- _Task directions_: Set every record down verbatim and omit the pictures.

- _Information shown_:
==============================

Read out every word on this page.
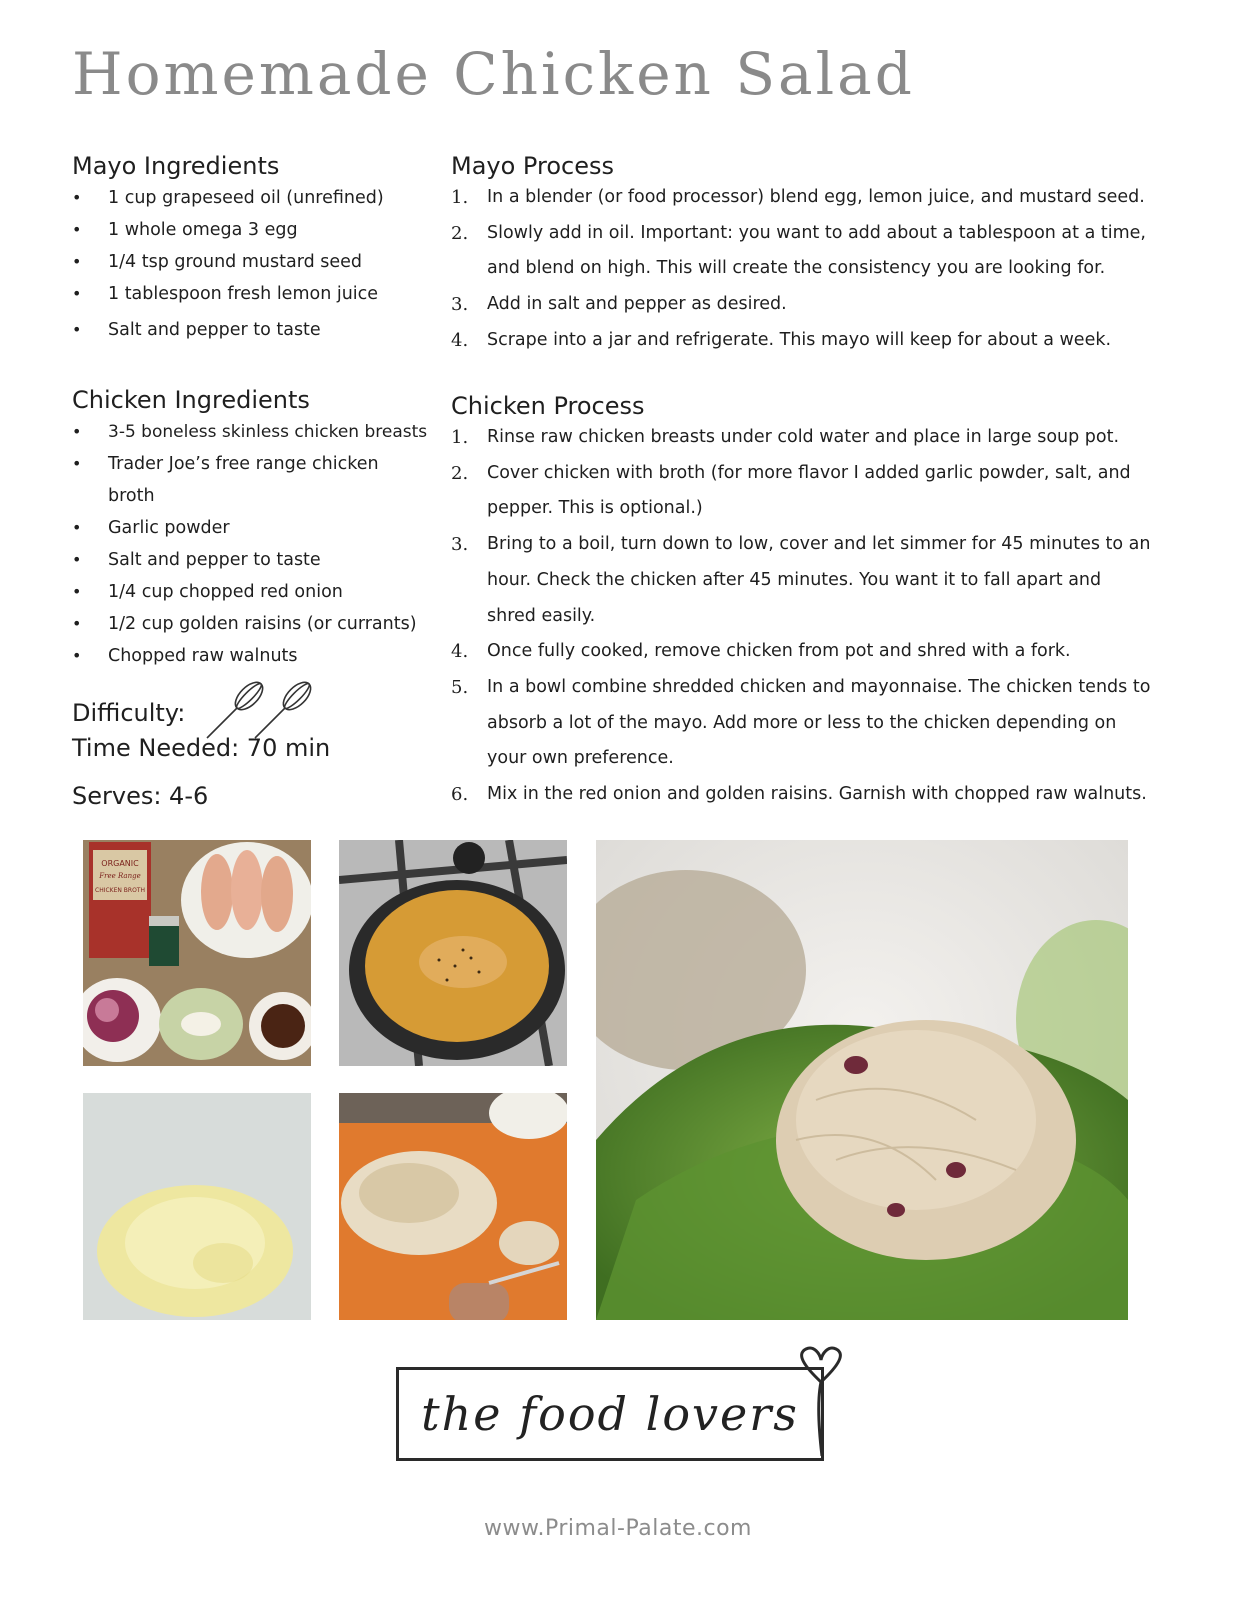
Homemade Chicken Salad
Mayo Ingredients
• 1 cup grapeseed oil (unrefined)
• 1 whole omega 3 egg
• 1/4 tsp ground mustard seed
• 1 tablespoon fresh lemon juice
• Salt and pepper to taste
Chicken Ingredients
• 3-5 boneless skinless chicken breasts
• Trader Joe’s free range chicken broth
• Garlic powder
• Salt and pepper to taste
• 1/4 cup chopped red onion
• 1/2 cup golden raisins (or currants)
• Chopped raw walnuts
Difficulty:
Time Needed: 70 min
Serves: 4-6
Mayo Process
1. In a blender (or food processor) blend egg, lemon juice, and mustard seed.
2. Slowly add in oil. Important: you want to add about a tablespoon at a time, and blend on high. This will create the consistency you are looking for.
3. Add in salt and pepper as desired.
4. Scrape into a jar and refrigerate. This mayo will keep for about a week.
Chicken Process
1. Rinse raw chicken breasts under cold water and place in large soup pot.
2. Cover chicken with broth (for more flavor I added garlic powder, salt, and pepper. This is optional.)
3. Bring to a boil, turn down to low, cover and let simmer for 45 minutes to an hour. Check the chicken after 45 minutes. You want it to fall apart and shred easily.
4. Once fully cooked, remove chicken from pot and shred with a fork.
5. In a bowl combine shredded chicken and mayonnaise. The chicken tends to absorb a lot of the mayo. Add more or less to the chicken depending on your own preference.
6. Mix in the red onion and golden raisins. Garnish with chopped raw walnuts.
ORGANIC
Free Range
CHICKEN BROTH
the food lovers
www.Primal-Palate.com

==============================

- _Result for this task_:
Read out every word on this page.
Homemade Chicken Salad
Mayo Ingredients
• 1 cup grapeseed oil (unrefined)
• 1 whole omega 3 egg
• 1/4 tsp ground mustard seed
• 1 tablespoon fresh lemon juice
• Salt and pepper to taste
Chicken Ingredients
• 3-5 boneless skinless chicken breasts
• Trader Joe’s free range chicken broth
• Garlic powder
• Salt and pepper to taste
• 1/4 cup chopped red onion
• 1/2 cup golden raisins (or currants)
• Chopped raw walnuts
Difficulty:
Time Needed: 70 min
Serves: 4-6
Mayo Process
1. In a blender (or food processor) blend egg, lemon juice, and mustard seed.
2. Slowly add in oil. Important: you want to add about a tablespoon at a time, and blend on high. This will create the consistency you are looking for.
3. Add in salt and pepper as desired.
4. Scrape into a jar and refrigerate. This mayo will keep for about a week.
Chicken Process
1. Rinse raw chicken breasts under cold water and place in large soup pot.
2. Cover chicken with broth (for more flavor I added garlic powder, salt, and pepper. This is optional.)
3. Bring to a boil, turn down to low, cover and let simmer for 45 minutes to an hour. Check the chicken after 45 minutes. You want it to fall apart and shred easily.
4. Once fully cooked, remove chicken from pot and shred with a fork.
5. In a bowl combine shredded chicken and mayonnaise. The chicken tends to absorb a lot of the mayo. Add more or less to the chicken depending on your own preference.
6. Mix in the red onion and golden raisins. Garnish with chopped raw walnuts.
ORGANIC
Free Range
CHICKEN BROTH
the food lovers
www.Primal-Palate.com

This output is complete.